(Stored items)
════════════════
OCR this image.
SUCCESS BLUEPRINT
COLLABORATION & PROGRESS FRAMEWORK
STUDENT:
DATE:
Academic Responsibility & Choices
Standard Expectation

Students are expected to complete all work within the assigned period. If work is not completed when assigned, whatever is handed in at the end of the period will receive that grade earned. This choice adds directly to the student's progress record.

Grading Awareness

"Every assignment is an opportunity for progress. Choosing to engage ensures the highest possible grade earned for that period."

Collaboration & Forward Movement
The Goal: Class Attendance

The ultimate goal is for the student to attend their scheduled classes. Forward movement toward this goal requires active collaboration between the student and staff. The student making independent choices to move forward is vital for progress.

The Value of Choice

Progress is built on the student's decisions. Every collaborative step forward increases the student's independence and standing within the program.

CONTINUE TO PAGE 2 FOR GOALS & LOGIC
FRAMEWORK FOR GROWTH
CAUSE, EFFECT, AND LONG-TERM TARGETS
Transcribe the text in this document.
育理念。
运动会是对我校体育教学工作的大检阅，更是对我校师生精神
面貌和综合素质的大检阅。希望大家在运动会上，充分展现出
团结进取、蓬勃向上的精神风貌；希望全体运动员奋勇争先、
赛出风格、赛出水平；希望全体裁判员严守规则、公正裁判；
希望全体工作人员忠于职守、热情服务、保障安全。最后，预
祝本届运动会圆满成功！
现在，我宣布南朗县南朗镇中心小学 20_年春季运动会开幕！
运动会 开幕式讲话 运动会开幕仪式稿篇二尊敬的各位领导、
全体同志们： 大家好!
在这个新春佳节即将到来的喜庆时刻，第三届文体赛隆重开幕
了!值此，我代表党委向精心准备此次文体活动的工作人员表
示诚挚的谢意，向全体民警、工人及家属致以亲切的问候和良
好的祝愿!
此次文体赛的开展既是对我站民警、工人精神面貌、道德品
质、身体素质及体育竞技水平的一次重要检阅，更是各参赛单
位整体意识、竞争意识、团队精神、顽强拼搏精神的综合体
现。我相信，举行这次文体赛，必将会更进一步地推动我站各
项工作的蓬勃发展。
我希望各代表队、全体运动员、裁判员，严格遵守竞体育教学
════════════════
Which lines above contain "FRAMEWORK"? Show each of them.

COLLABORATION & PROGRESS FRAMEWORK
FRAMEWORK FOR GROWTH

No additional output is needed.